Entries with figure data
□ □ □ □ □ □ □
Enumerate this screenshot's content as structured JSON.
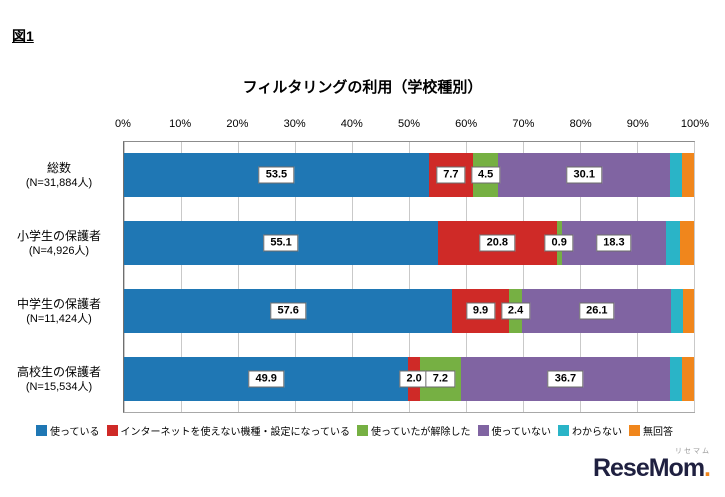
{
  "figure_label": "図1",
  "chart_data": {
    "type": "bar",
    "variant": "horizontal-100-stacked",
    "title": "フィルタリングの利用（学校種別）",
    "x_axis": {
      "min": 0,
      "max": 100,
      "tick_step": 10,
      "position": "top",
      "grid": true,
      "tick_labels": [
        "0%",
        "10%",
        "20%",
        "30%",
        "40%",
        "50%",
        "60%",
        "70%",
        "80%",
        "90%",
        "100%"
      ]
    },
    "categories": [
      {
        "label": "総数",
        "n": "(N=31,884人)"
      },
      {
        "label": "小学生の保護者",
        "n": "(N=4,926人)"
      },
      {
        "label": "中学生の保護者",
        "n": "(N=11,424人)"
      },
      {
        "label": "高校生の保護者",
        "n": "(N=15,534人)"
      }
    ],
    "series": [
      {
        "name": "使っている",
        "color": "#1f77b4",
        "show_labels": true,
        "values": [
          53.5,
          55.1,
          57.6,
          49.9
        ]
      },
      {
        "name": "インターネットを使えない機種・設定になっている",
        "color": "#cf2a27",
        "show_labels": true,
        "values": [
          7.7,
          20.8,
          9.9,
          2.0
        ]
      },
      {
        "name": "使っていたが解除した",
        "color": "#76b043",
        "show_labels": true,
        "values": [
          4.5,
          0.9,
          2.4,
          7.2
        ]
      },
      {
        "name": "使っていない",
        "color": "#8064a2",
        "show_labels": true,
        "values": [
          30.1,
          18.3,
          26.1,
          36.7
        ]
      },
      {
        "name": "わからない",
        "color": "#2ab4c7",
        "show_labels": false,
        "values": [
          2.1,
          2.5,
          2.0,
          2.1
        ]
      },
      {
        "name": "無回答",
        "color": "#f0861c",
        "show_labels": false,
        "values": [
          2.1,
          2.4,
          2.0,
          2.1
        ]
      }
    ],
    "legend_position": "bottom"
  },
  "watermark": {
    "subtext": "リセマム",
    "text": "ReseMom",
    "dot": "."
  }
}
□ □ □ □ □ □ □
WRITTEN EXERCISE →
Look through the listing and extract every line with "name" in it.

SOLUTION TO THE PROBLEM →
        "name": "使っている",
        "name": "インターネットを使えない機種・設定になっている",
        "name": "使っていたが解除した",
        "name": "使っていない",
        "name": "わからない",
        "name": "無回答",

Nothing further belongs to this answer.